— Begin —

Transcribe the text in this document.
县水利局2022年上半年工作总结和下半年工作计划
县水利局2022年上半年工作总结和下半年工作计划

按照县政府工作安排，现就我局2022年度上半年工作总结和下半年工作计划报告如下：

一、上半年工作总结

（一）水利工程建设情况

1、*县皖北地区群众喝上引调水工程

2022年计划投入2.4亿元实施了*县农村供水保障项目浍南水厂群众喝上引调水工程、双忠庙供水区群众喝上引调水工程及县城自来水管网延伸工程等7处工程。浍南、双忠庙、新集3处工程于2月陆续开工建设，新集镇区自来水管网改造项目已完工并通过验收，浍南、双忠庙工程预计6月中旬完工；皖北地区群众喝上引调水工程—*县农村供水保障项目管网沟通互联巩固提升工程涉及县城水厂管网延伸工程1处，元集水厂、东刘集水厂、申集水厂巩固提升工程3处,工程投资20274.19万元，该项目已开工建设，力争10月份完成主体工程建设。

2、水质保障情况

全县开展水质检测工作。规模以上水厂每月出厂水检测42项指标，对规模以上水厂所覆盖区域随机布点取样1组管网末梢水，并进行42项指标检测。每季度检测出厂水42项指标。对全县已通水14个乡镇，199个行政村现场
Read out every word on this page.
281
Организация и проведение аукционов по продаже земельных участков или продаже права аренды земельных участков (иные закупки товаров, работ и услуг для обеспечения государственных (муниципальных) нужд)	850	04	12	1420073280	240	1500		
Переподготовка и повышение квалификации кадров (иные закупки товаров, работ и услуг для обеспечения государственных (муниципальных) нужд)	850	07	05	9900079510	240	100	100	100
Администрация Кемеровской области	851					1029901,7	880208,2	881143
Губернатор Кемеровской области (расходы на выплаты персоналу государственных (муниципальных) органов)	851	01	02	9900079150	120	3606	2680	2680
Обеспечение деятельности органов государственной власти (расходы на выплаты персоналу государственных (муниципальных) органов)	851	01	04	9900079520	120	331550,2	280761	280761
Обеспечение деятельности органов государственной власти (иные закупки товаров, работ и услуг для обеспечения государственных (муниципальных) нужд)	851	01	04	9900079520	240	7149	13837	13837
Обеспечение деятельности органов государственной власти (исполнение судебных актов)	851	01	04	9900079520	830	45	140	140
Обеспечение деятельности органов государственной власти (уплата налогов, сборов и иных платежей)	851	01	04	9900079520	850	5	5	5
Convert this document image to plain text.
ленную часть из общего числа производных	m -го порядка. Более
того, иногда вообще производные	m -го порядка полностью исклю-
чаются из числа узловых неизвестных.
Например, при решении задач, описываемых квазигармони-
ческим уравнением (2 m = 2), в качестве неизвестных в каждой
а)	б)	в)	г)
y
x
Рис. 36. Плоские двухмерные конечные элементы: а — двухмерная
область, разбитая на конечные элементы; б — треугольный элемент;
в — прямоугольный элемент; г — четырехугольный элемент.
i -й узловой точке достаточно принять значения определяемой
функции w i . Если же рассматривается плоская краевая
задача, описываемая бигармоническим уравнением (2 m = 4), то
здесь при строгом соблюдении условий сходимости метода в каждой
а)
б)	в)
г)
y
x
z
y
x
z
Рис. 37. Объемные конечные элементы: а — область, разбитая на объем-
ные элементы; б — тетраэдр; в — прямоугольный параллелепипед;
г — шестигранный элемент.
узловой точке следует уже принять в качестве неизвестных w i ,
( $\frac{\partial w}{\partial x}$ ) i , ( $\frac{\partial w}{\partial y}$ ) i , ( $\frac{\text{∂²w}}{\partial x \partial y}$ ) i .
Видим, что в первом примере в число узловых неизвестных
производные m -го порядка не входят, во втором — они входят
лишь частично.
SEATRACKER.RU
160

— End —

WHAT YOU NEED TO DO: Quote verbatim the line containing "Convert this document image to plain text." and every line after it through the end of the records above.

FINISHED EXERCISE:
Convert this document image to plain text.
ленную часть из общего числа производных	m -го порядка. Более
того, иногда вообще производные	m -го порядка полностью исклю-
чаются из числа узловых неизвестных.
Например, при решении задач, описываемых квазигармони-
ческим уравнением (2 m = 2), в качестве неизвестных в каждой
а)	б)	в)	г)
y
x
Рис. 36. Плоские двухмерные конечные элементы: а — двухмерная
область, разбитая на конечные элементы; б — треугольный элемент;
в — прямоугольный элемент; г — четырехугольный элемент.
i -й узловой точке достаточно принять значения определяемой
функции w i . Если же рассматривается плоская краевая
задача, описываемая бигармоническим уравнением (2 m = 4), то
здесь при строгом соблюдении условий сходимости метода в каждой
а)
б)	в)
г)
y
x
z
y
x
z
Рис. 37. Объемные конечные элементы: а — область, разбитая на объем-
ные элементы; б — тетраэдр; в — прямоугольный параллелепипед;
г — шестигранный элемент.
узловой точке следует уже принять в качестве неизвестных w i ,
( $\frac{\partial w}{\partial x}$ ) i , ( $\frac{\partial w}{\partial y}$ ) i , ( $\frac{\text{∂²w}}{\partial x \partial y}$ ) i .
Видим, что в первом примере в число узловых неизвестных
производные m -го порядка не входят, во втором — они входят
лишь частично.
SEATRACKER.RU
160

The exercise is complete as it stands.